• _Recorded data_
-- BEGIN --

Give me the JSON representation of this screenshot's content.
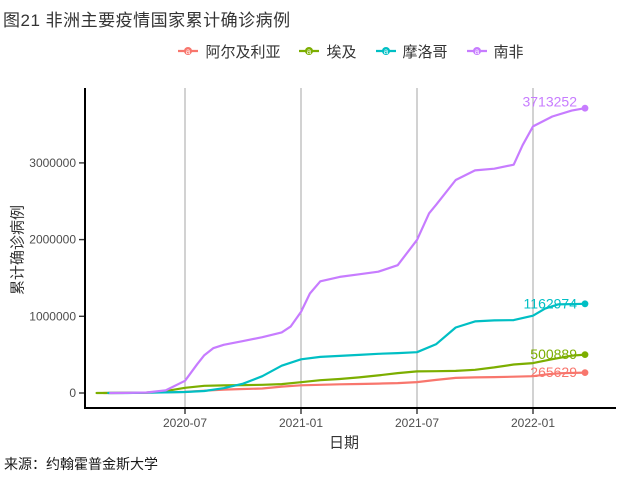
{
  "title": "图21 非洲主要疫情国家累计确诊病例",
  "source": "来源：约翰霍普金斯大学",
  "legend": [
    {
      "label": "阿尔及利亚",
      "color": "#F8766D"
    },
    {
      "label": "埃及",
      "color": "#7CAE00"
    },
    {
      "label": "摩洛哥",
      "color": "#00BFC4"
    },
    {
      "label": "南非",
      "color": "#C77CFF"
    }
  ],
  "colors": {
    "gridline": "#A6A6A6",
    "axis_line": "#000000",
    "tick_text": "#4D4D4D"
  },
  "chart_data": {
    "type": "line",
    "title": "图21 非洲主要疫情国家累计确诊病例",
    "xlabel": "日期",
    "ylabel": "累计确诊病例",
    "x_ticks": [
      "2020-07",
      "2021-01",
      "2021-07",
      "2022-01"
    ],
    "y_ticks": [
      0,
      1000000,
      2000000,
      3000000
    ],
    "y_tick_labels": [
      "0",
      "1000000",
      "2000000",
      "3000000"
    ],
    "ylim": [
      0,
      3800000
    ],
    "grid": "vertical-only",
    "legend_position": "top",
    "series": [
      {
        "name": "阿尔及利亚",
        "color": "#F8766D",
        "end_label": "265629",
        "points": [
          [
            "2020-02-25",
            1
          ],
          [
            "2020-04-01",
            847
          ],
          [
            "2020-05-01",
            4006
          ],
          [
            "2020-06-01",
            9394
          ],
          [
            "2020-07-01",
            13907
          ],
          [
            "2020-08-01",
            29831
          ],
          [
            "2020-09-01",
            44494
          ],
          [
            "2020-10-01",
            51530
          ],
          [
            "2020-11-01",
            58272
          ],
          [
            "2020-12-01",
            83199
          ],
          [
            "2021-01-01",
            99897
          ],
          [
            "2021-02-01",
            107339
          ],
          [
            "2021-03-01",
            113092
          ],
          [
            "2021-04-01",
            117304
          ],
          [
            "2021-05-01",
            122999
          ],
          [
            "2021-06-01",
            129640
          ],
          [
            "2021-07-01",
            141471
          ],
          [
            "2021-08-01",
            170189
          ],
          [
            "2021-09-01",
            197308
          ],
          [
            "2021-10-01",
            203657
          ],
          [
            "2021-11-01",
            206995
          ],
          [
            "2021-12-01",
            212224
          ],
          [
            "2022-01-01",
            218432
          ],
          [
            "2022-01-25",
            245698
          ],
          [
            "2022-02-15",
            258478
          ],
          [
            "2022-03-22",
            265629
          ]
        ]
      },
      {
        "name": "埃及",
        "color": "#7CAE00",
        "end_label": "500889",
        "points": [
          [
            "2020-02-14",
            1
          ],
          [
            "2020-04-01",
            710
          ],
          [
            "2020-05-01",
            5537
          ],
          [
            "2020-06-01",
            24985
          ],
          [
            "2020-07-01",
            68311
          ],
          [
            "2020-08-01",
            93757
          ],
          [
            "2020-09-01",
            99115
          ],
          [
            "2020-10-01",
            103198
          ],
          [
            "2020-11-01",
            107555
          ],
          [
            "2020-12-01",
            115541
          ],
          [
            "2021-01-01",
            140878
          ],
          [
            "2021-02-01",
            166492
          ],
          [
            "2021-03-01",
            182424
          ],
          [
            "2021-04-01",
            203546
          ],
          [
            "2021-05-01",
            229635
          ],
          [
            "2021-06-01",
            258975
          ],
          [
            "2021-07-01",
            282082
          ],
          [
            "2021-08-01",
            284472
          ],
          [
            "2021-09-01",
            288162
          ],
          [
            "2021-10-01",
            302222
          ],
          [
            "2021-11-01",
            333840
          ],
          [
            "2021-12-01",
            372080
          ],
          [
            "2022-01-01",
            389921
          ],
          [
            "2022-02-01",
            441277
          ],
          [
            "2022-03-01",
            486611
          ],
          [
            "2022-03-22",
            500889
          ]
        ]
      },
      {
        "name": "摩洛哥",
        "color": "#00BFC4",
        "end_label": "1162974",
        "points": [
          [
            "2020-03-02",
            1
          ],
          [
            "2020-04-01",
            617
          ],
          [
            "2020-05-01",
            4423
          ],
          [
            "2020-06-01",
            7866
          ],
          [
            "2020-07-01",
            12969
          ],
          [
            "2020-08-01",
            26196
          ],
          [
            "2020-09-01",
            62590
          ],
          [
            "2020-10-01",
            121183
          ],
          [
            "2020-11-01",
            219084
          ],
          [
            "2020-12-01",
            356336
          ],
          [
            "2021-01-01",
            439193
          ],
          [
            "2021-02-01",
            471157
          ],
          [
            "2021-03-01",
            483654
          ],
          [
            "2021-04-01",
            497258
          ],
          [
            "2021-05-01",
            511249
          ],
          [
            "2021-06-01",
            520423
          ],
          [
            "2021-07-01",
            532150
          ],
          [
            "2021-08-01",
            636967
          ],
          [
            "2021-09-01",
            853626
          ],
          [
            "2021-10-01",
            934017
          ],
          [
            "2021-11-01",
            946222
          ],
          [
            "2021-12-01",
            950643
          ],
          [
            "2022-01-01",
            1007743
          ],
          [
            "2022-01-20",
            1100323
          ],
          [
            "2022-02-10",
            1154817
          ],
          [
            "2022-03-22",
            1162974
          ]
        ]
      },
      {
        "name": "南非",
        "color": "#C77CFF",
        "end_label": "3713252",
        "points": [
          [
            "2020-03-05",
            1
          ],
          [
            "2020-04-01",
            1380
          ],
          [
            "2020-05-01",
            5951
          ],
          [
            "2020-06-01",
            34357
          ],
          [
            "2020-07-01",
            159333
          ],
          [
            "2020-07-20",
            373628
          ],
          [
            "2020-08-01",
            493183
          ],
          [
            "2020-08-15",
            583653
          ],
          [
            "2020-09-01",
            628259
          ],
          [
            "2020-10-01",
            676084
          ],
          [
            "2020-11-01",
            727595
          ],
          [
            "2020-12-01",
            790004
          ],
          [
            "2020-12-15",
            866127
          ],
          [
            "2021-01-01",
            1057161
          ],
          [
            "2021-01-15",
            1296806
          ],
          [
            "2021-02-01",
            1456309
          ],
          [
            "2021-03-01",
            1513393
          ],
          [
            "2021-04-01",
            1548157
          ],
          [
            "2021-05-01",
            1581210
          ],
          [
            "2021-06-01",
            1665617
          ],
          [
            "2021-07-01",
            1995556
          ],
          [
            "2021-07-20",
            2342330
          ],
          [
            "2021-08-01",
            2456184
          ],
          [
            "2021-09-01",
            2777659
          ],
          [
            "2021-10-01",
            2902672
          ],
          [
            "2021-11-01",
            2924978
          ],
          [
            "2021-12-01",
            2976613
          ],
          [
            "2021-12-15",
            3231031
          ],
          [
            "2022-01-01",
            3475512
          ],
          [
            "2022-02-01",
            3605222
          ],
          [
            "2022-03-01",
            3681437
          ],
          [
            "2022-03-22",
            3713252
          ]
        ]
      }
    ]
  }
}
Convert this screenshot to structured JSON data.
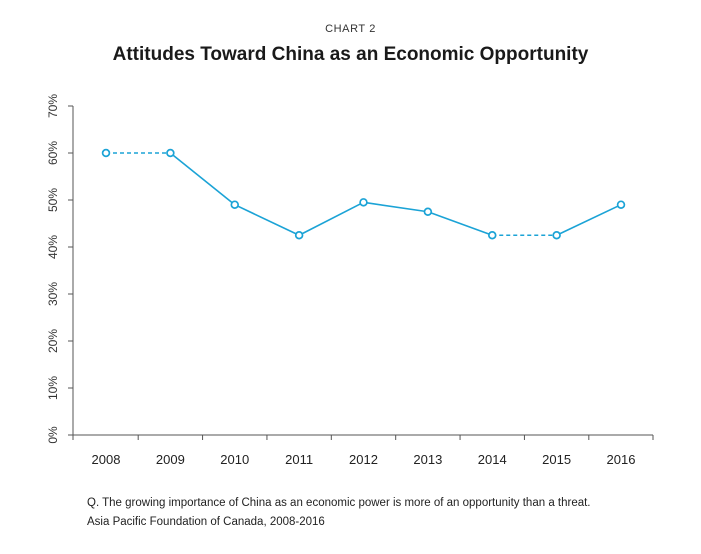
{
  "header": {
    "supertitle": "CHART 2",
    "title": "Attitudes Toward China as an Economic Opportunity"
  },
  "footer": {
    "note": "Q. The growing importance of China as an economic power is more of an opportunity than a threat.",
    "source": "Asia Pacific Foundation of Canada, 2008-2016"
  },
  "colors": {
    "series": "#1ba3d6",
    "axis": "#555555"
  },
  "chart_data": {
    "type": "line",
    "title": "Attitudes Toward China as an Economic Opportunity",
    "x": [
      "2008",
      "2009",
      "2010",
      "2011",
      "2012",
      "2013",
      "2014",
      "2015",
      "2016"
    ],
    "series": [
      {
        "values": [
          60,
          60,
          49,
          42.5,
          49.5,
          47.5,
          42.5,
          42.5,
          49
        ],
        "dashed_segments": [
          [
            0,
            1
          ],
          [
            6,
            7
          ]
        ]
      }
    ],
    "ylim": [
      0,
      70
    ],
    "yticks": [
      0,
      10,
      20,
      30,
      40,
      50,
      60,
      70
    ],
    "ytick_labels": [
      "0%",
      "10%",
      "20%",
      "30%",
      "40%",
      "50%",
      "60%",
      "70%"
    ],
    "grid": false,
    "legend": "none",
    "marker": "open-circle"
  }
}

-- END --

Output only the lines from the one that contains "Convert this screenshot" to the end of the entries above, both end lines included, and drop the pictures.

• _Full output_
Convert this screenshot to structured JSON data.
{
  "header": {
    "supertitle": "CHART 2",
    "title": "Attitudes Toward China as an Economic Opportunity"
  },
  "footer": {
    "note": "Q. The growing importance of China as an economic power is more of an opportunity than a threat.",
    "source": "Asia Pacific Foundation of Canada, 2008-2016"
  },
  "colors": {
    "series": "#1ba3d6",
    "axis": "#555555"
  },
  "chart_data": {
    "type": "line",
    "title": "Attitudes Toward China as an Economic Opportunity",
    "x": [
      "2008",
      "2009",
      "2010",
      "2011",
      "2012",
      "2013",
      "2014",
      "2015",
      "2016"
    ],
    "series": [
      {
        "values": [
          60,
          60,
          49,
          42.5,
          49.5,
          47.5,
          42.5,
          42.5,
          49
        ],
        "dashed_segments": [
          [
            0,
            1
          ],
          [
            6,
            7
          ]
        ]
      }
    ],
    "ylim": [
      0,
      70
    ],
    "yticks": [
      0,
      10,
      20,
      30,
      40,
      50,
      60,
      70
    ],
    "ytick_labels": [
      "0%",
      "10%",
      "20%",
      "30%",
      "40%",
      "50%",
      "60%",
      "70%"
    ],
    "grid": false,
    "legend": "none",
    "marker": "open-circle"
  }
}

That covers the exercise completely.